[START]

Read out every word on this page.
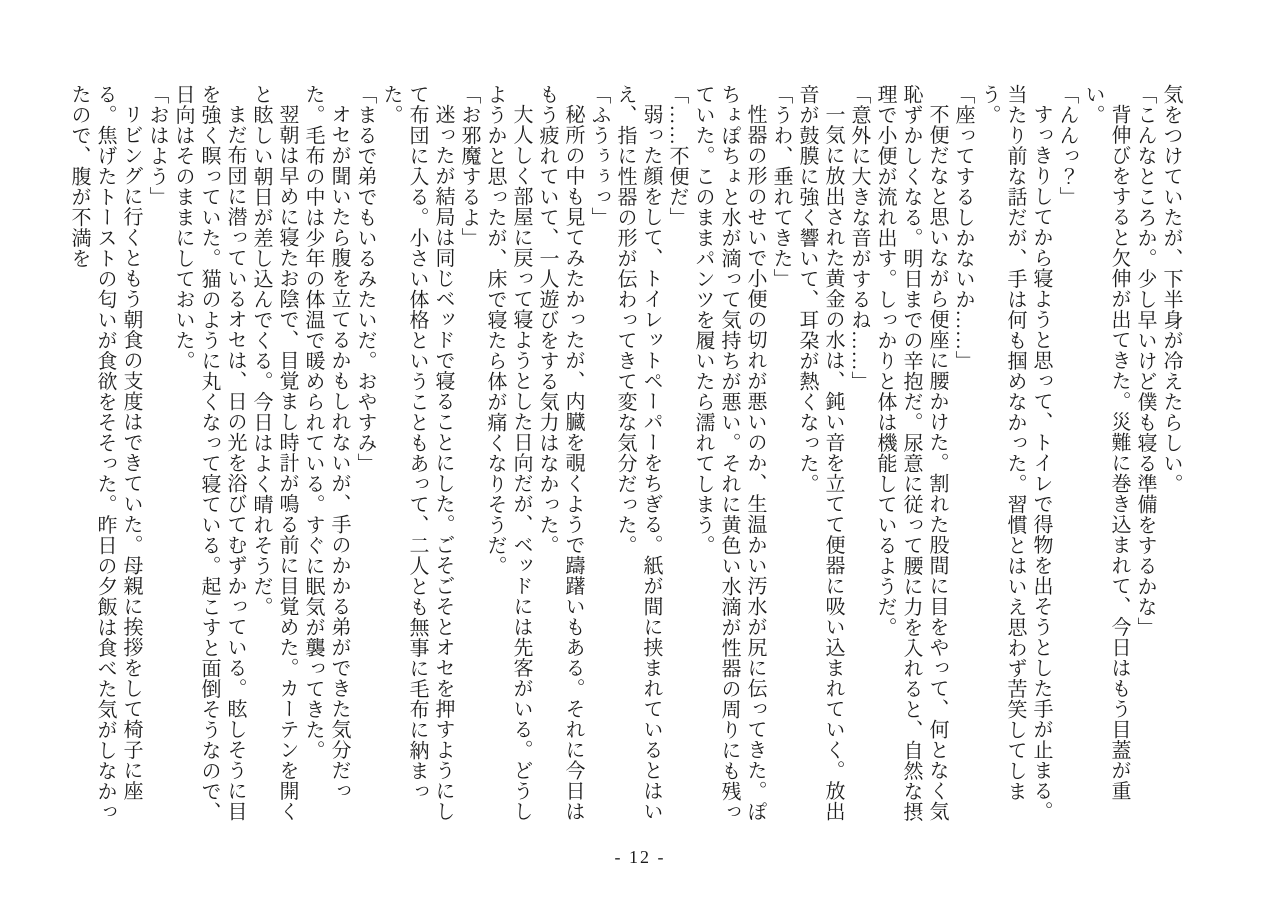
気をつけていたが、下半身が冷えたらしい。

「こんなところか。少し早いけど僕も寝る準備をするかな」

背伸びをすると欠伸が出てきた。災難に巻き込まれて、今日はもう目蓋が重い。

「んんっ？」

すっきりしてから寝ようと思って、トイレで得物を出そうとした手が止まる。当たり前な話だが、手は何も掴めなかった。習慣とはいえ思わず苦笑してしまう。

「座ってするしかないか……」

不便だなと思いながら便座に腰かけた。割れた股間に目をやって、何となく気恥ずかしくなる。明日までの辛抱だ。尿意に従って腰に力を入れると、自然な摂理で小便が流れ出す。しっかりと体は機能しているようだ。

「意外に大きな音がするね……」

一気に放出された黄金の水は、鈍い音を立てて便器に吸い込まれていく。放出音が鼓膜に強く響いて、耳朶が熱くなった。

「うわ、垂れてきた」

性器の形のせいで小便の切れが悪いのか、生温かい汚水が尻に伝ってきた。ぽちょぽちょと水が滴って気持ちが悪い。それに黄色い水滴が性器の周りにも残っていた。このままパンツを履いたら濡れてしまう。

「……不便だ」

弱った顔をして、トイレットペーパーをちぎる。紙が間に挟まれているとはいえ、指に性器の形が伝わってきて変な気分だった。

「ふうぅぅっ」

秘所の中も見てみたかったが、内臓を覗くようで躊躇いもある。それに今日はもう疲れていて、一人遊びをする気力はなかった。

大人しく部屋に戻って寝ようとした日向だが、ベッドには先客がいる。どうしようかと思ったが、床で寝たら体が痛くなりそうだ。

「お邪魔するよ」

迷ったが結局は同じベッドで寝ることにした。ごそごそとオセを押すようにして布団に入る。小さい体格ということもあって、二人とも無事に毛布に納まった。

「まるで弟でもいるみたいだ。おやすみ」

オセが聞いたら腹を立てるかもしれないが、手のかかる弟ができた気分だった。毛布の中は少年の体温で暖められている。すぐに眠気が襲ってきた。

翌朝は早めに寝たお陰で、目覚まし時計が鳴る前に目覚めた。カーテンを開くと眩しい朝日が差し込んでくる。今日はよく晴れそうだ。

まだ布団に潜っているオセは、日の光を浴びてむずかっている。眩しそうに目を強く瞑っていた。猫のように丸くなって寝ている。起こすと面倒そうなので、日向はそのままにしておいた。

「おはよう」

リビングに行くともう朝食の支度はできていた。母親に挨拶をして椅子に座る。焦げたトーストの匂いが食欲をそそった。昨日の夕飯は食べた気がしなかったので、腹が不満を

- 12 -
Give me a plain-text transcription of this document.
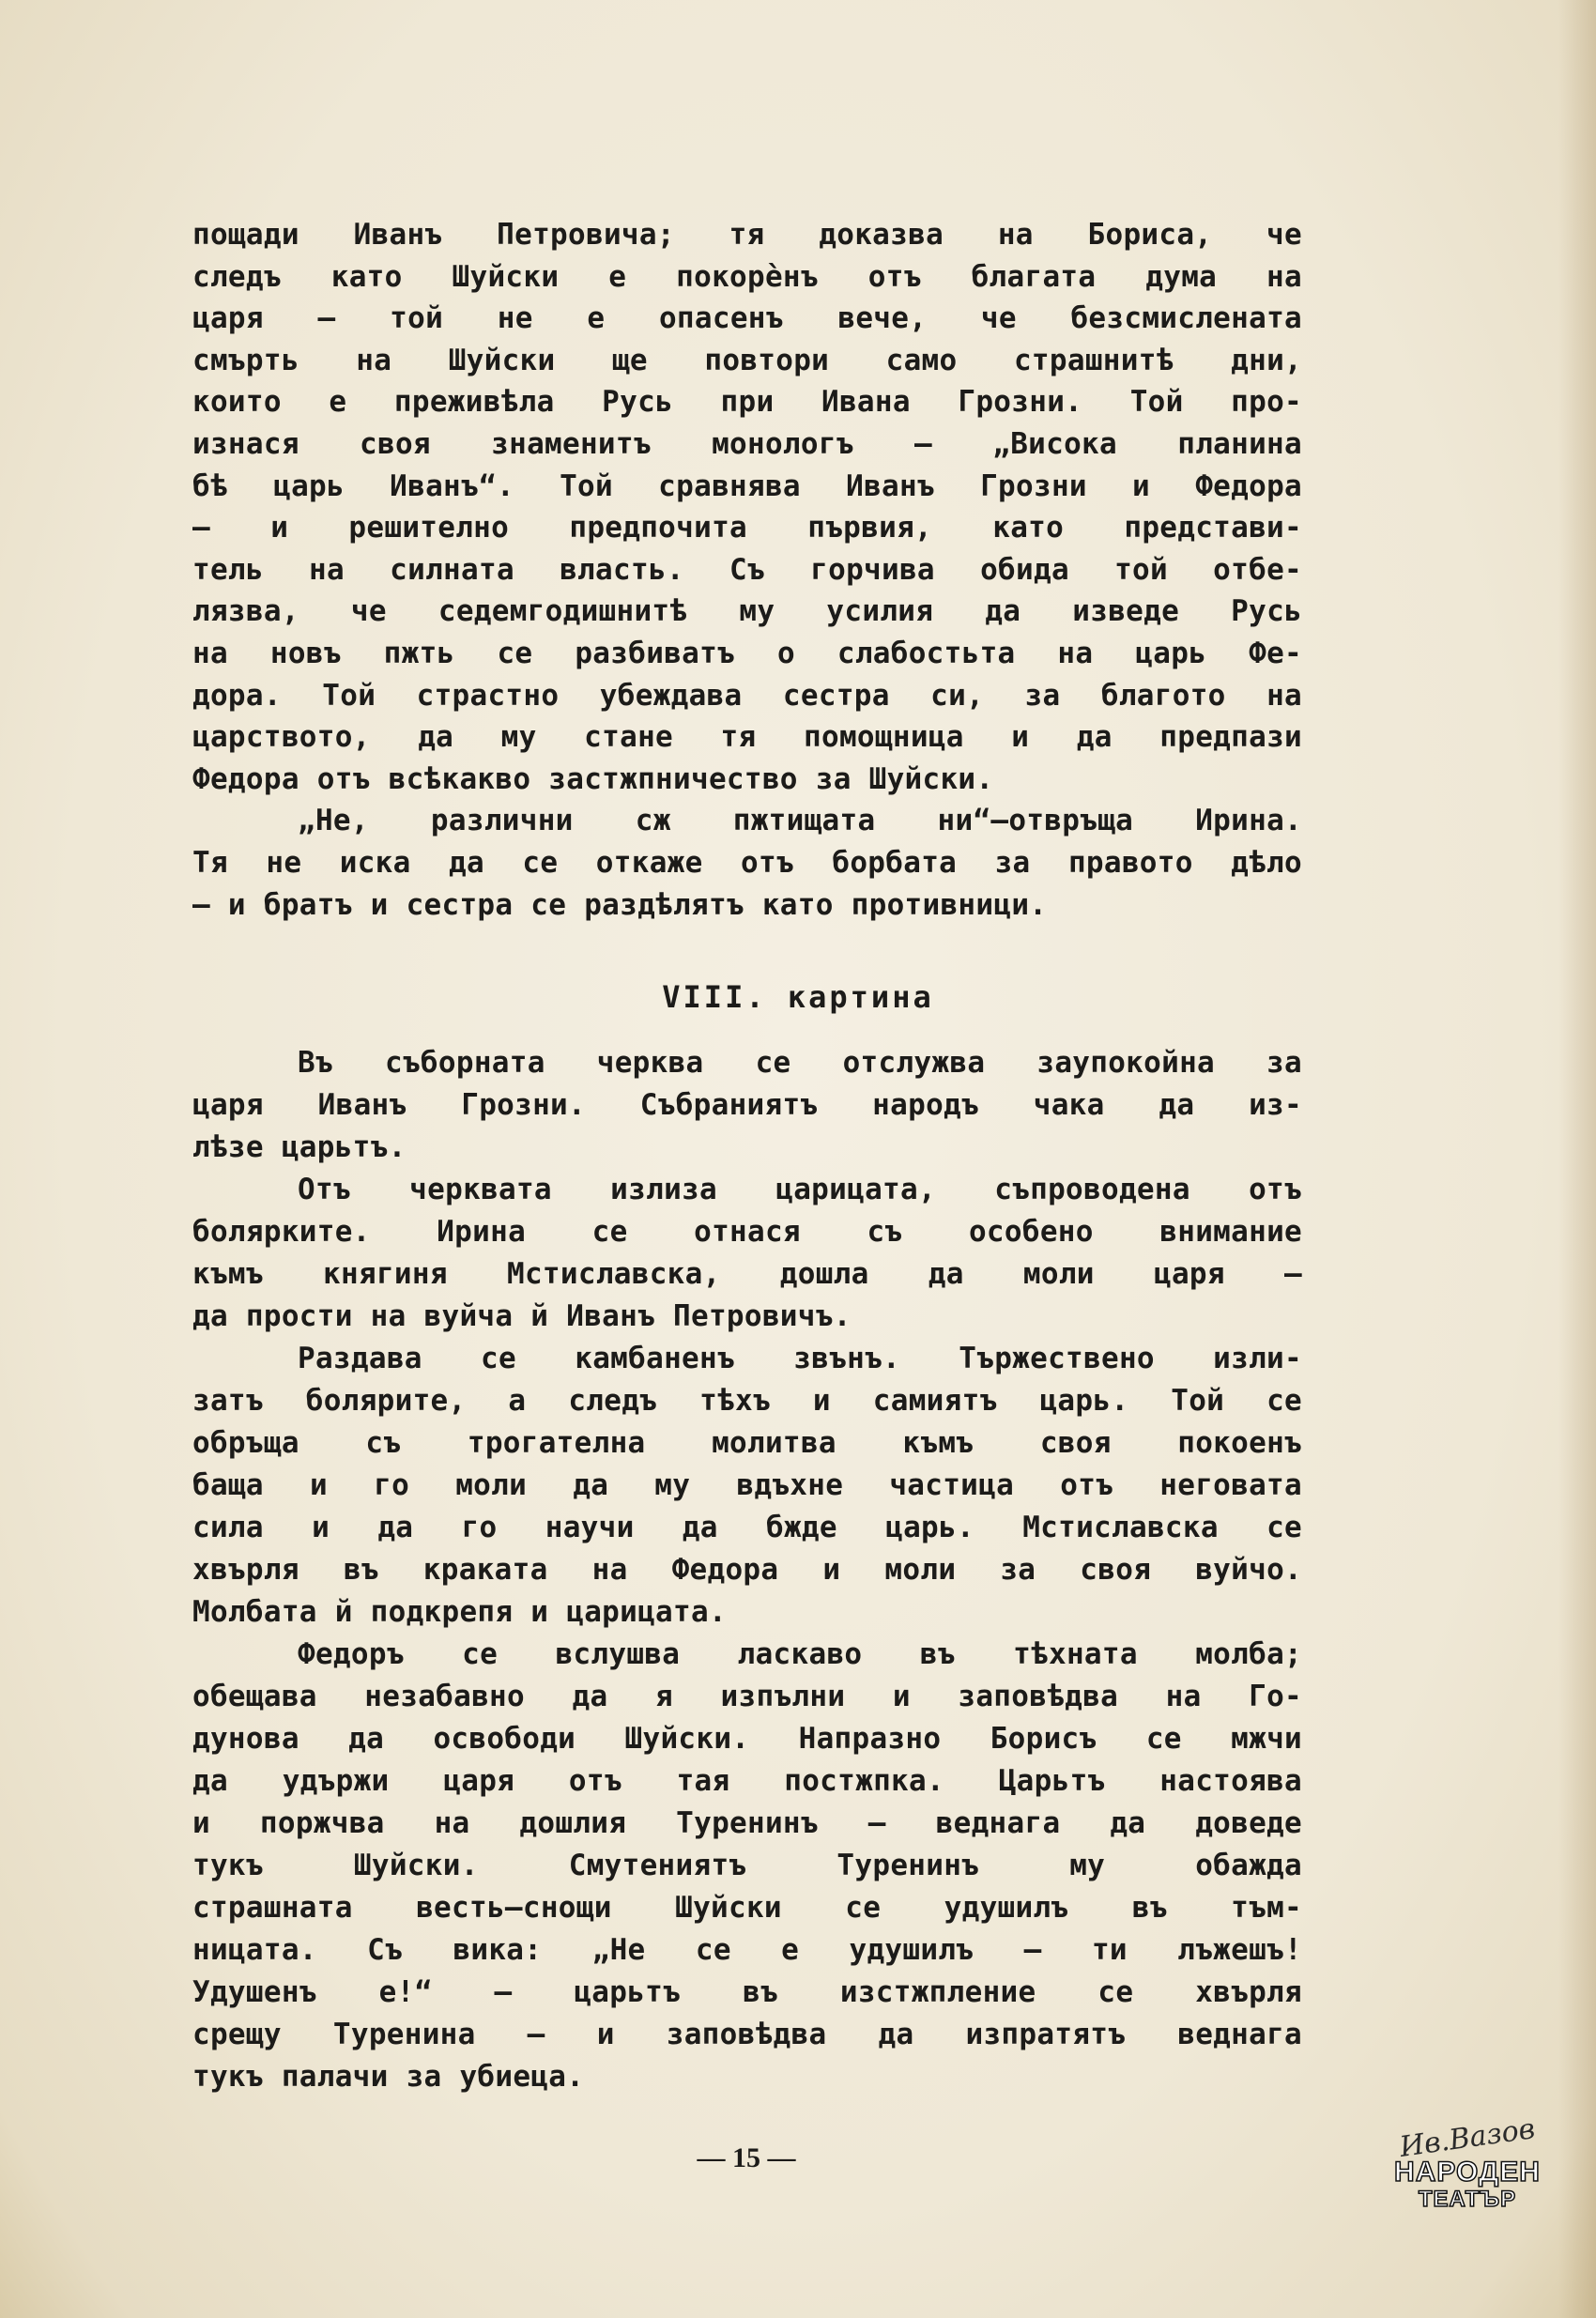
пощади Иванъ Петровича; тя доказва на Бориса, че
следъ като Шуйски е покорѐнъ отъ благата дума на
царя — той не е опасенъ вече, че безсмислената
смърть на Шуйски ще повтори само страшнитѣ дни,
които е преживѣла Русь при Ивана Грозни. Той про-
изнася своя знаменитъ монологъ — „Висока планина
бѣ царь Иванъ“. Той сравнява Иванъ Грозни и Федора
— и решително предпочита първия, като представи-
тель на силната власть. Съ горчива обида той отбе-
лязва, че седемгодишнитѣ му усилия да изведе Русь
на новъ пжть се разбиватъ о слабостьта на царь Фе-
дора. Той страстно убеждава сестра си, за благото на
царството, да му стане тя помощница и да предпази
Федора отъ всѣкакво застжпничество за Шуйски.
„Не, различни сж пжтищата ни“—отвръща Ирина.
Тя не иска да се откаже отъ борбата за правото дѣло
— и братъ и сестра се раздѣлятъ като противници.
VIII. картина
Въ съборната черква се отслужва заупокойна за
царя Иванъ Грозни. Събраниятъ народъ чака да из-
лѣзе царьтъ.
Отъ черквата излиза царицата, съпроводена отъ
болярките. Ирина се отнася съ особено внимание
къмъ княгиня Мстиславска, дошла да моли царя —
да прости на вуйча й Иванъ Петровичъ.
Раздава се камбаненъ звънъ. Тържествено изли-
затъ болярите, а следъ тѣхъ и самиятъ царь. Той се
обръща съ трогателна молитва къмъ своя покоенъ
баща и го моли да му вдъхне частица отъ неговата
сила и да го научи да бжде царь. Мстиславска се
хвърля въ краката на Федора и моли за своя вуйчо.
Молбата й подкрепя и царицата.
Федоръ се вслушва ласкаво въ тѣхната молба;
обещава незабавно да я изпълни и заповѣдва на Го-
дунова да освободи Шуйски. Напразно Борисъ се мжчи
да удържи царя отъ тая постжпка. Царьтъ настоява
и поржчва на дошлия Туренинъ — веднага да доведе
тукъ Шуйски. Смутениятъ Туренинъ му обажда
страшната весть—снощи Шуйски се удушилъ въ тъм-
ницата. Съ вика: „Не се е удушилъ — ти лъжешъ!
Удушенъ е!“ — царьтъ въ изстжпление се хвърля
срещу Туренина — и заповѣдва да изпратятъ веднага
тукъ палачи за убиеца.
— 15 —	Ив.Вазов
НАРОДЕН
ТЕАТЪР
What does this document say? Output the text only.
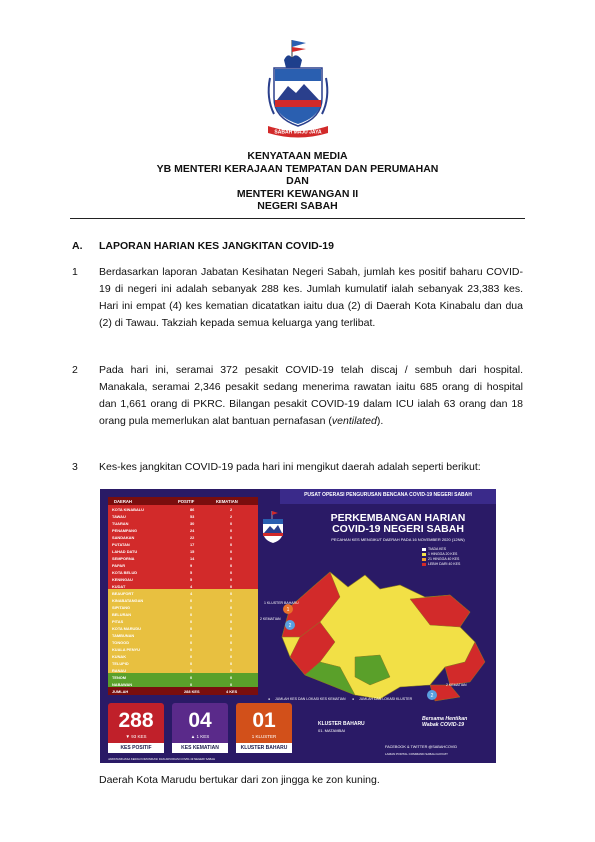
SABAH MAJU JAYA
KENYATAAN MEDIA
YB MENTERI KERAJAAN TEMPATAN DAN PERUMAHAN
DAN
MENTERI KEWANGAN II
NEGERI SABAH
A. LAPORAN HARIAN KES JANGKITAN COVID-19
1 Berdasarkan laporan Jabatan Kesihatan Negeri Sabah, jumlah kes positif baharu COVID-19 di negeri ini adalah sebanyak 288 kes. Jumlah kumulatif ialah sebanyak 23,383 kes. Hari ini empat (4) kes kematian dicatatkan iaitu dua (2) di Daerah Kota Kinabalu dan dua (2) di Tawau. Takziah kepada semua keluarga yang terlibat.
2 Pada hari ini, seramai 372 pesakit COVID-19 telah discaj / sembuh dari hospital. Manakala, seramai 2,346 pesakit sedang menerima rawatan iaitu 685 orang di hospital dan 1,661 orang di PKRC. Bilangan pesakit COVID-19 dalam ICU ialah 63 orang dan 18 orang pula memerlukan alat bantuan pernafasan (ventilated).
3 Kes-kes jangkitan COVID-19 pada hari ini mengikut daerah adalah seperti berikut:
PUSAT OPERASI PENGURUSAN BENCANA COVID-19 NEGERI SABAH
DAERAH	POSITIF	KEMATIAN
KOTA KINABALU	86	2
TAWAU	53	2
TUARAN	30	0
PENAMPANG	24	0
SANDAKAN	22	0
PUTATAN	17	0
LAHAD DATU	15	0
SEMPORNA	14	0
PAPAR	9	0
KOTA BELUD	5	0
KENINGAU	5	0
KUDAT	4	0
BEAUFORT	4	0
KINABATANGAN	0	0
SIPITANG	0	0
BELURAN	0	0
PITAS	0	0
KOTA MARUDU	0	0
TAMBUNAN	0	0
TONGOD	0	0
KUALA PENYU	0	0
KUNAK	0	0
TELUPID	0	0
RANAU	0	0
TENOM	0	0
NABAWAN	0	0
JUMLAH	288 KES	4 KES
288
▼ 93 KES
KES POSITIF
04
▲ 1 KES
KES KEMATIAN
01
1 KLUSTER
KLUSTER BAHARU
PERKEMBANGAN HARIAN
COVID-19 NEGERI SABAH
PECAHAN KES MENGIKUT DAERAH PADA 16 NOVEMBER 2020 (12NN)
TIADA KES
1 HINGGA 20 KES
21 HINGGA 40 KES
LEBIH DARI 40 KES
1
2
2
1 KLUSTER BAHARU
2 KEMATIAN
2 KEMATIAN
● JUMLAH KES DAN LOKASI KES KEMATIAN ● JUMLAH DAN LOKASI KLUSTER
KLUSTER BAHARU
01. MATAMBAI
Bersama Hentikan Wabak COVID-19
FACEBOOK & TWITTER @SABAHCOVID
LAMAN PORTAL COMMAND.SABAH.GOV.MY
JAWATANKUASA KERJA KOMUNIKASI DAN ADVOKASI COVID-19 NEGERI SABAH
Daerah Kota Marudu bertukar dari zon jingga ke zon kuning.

[END]

### What you need to do
Select every line above that contains the word "Грозни", and copy it.

### Response for this exercise
които е преживѣла Русь при Ивана Грозни. Той про-
бѣ царь Иванъ“. Той сравнява Иванъ Грозни и Федора
царя Иванъ Грозни. Събраниятъ народъ чака да из-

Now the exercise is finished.